### EXERCISE
Wherever the string "source" appears, copy the whole line.

### GIVEN DATA
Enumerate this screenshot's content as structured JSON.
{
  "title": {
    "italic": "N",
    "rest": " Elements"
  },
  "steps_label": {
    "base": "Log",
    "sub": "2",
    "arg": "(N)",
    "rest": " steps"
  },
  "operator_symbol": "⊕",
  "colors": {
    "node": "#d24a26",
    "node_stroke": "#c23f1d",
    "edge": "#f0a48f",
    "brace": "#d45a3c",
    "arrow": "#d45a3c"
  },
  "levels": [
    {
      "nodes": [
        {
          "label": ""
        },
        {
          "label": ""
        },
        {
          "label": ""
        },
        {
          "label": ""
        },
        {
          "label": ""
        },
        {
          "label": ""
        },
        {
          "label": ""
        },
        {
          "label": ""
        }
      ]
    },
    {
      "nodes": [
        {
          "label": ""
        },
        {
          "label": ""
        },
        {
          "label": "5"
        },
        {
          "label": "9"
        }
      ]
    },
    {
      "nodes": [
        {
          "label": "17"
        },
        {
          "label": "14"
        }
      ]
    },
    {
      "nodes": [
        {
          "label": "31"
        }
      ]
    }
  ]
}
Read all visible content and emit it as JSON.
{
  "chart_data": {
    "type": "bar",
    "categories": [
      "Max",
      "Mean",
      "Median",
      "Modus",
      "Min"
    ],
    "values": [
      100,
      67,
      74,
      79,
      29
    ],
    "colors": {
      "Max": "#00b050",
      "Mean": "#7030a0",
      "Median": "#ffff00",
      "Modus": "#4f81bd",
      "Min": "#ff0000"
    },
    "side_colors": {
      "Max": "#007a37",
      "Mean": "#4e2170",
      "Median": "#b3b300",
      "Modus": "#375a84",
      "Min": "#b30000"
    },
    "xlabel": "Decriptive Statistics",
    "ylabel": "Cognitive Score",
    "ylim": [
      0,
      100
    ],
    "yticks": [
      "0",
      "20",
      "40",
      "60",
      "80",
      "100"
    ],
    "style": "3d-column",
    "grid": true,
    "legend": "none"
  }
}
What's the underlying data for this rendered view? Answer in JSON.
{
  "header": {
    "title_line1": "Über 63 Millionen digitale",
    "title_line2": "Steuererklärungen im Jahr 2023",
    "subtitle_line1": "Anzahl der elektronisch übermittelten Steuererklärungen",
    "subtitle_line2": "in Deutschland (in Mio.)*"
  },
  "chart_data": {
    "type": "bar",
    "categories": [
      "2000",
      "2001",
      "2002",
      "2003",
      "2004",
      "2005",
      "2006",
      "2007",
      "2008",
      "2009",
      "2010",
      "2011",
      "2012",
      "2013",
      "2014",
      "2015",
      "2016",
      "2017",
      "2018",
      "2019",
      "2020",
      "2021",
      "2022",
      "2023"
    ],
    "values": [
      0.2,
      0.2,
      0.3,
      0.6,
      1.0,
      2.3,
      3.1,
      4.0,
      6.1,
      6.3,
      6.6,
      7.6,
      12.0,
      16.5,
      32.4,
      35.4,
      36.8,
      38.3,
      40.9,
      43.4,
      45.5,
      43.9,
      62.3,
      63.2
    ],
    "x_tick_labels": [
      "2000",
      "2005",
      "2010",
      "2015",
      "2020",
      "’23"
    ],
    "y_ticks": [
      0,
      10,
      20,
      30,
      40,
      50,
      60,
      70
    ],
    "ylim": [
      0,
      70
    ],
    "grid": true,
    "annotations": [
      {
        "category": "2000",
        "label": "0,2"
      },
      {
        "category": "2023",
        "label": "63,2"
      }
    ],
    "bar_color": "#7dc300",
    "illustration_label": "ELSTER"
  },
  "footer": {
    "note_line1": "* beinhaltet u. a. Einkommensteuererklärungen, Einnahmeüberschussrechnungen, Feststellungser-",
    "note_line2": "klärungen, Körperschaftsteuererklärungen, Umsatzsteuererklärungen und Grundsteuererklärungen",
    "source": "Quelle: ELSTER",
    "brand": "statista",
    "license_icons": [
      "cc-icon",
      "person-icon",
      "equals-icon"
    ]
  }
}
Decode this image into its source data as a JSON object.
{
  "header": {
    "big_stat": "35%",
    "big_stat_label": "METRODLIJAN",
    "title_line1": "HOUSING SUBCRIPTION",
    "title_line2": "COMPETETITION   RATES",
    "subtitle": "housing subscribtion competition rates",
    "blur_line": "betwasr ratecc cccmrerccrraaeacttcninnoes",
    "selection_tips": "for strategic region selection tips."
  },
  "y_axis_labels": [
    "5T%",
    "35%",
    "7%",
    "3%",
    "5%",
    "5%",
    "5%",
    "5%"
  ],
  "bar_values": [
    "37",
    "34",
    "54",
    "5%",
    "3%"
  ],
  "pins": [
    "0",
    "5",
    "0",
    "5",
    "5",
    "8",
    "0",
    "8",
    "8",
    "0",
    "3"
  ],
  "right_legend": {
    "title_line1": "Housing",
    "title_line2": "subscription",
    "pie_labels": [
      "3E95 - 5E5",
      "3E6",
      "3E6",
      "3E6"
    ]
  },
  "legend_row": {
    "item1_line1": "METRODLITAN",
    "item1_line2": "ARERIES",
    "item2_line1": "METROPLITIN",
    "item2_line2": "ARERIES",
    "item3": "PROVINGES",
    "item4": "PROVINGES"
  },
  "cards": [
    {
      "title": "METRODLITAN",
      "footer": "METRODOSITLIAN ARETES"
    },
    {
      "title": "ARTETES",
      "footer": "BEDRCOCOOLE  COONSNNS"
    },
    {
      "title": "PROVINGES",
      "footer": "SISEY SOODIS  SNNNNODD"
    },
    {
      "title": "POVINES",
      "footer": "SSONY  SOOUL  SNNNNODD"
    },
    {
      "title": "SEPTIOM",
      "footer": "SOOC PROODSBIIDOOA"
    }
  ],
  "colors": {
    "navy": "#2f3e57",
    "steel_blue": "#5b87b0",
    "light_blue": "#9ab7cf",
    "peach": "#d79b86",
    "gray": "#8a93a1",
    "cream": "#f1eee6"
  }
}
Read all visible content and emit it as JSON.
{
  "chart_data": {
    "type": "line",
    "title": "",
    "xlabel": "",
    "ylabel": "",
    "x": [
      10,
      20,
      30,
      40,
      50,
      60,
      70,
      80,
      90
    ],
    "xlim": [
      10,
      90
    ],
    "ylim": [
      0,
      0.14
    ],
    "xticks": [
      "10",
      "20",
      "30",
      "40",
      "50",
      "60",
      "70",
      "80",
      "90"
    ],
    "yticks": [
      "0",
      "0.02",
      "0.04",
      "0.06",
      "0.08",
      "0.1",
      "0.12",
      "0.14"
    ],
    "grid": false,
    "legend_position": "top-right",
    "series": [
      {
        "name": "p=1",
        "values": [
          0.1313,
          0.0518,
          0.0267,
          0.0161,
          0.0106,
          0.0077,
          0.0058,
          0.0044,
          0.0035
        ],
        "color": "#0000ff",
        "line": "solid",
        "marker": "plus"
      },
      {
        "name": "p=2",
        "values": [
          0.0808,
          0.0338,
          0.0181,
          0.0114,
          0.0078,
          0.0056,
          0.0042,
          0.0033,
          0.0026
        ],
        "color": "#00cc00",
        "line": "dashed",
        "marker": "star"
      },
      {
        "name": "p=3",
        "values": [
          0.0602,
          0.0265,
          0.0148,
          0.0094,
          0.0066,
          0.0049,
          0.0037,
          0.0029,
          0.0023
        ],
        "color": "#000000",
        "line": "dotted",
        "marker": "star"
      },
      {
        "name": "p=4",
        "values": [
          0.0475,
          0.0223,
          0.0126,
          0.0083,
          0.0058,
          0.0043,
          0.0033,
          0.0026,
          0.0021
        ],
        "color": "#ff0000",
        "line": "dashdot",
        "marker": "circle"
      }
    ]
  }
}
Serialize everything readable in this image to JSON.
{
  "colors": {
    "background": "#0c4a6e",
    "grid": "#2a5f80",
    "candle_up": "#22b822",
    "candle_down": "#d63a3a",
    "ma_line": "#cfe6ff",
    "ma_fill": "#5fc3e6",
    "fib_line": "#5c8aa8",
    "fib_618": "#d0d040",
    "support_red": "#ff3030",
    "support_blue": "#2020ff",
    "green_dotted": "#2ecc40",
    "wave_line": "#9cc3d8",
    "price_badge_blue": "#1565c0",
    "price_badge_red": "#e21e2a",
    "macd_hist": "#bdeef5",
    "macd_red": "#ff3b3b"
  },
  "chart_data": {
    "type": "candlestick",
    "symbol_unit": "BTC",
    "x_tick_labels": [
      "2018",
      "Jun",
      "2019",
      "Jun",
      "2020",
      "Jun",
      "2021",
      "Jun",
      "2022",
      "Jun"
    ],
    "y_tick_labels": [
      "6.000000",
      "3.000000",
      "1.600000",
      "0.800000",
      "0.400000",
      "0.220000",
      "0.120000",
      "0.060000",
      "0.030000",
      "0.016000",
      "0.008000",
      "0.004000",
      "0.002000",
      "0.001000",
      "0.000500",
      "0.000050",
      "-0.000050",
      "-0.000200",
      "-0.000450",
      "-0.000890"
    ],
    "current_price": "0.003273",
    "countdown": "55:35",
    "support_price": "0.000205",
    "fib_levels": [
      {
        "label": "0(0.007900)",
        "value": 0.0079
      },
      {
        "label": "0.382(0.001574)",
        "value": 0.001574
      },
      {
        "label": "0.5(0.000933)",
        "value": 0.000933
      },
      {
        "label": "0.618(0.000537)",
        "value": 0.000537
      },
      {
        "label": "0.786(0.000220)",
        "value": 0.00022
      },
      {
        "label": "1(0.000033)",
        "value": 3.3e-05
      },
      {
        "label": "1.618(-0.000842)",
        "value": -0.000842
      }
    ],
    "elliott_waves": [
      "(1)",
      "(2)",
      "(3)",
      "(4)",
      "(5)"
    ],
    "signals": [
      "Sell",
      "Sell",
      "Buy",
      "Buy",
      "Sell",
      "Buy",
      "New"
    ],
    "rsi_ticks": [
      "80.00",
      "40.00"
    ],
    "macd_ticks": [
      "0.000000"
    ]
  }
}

### EXERCISE ANSWER
    "source": "Quelle: ELSTER",
Decode this image into its source data as a JSON object.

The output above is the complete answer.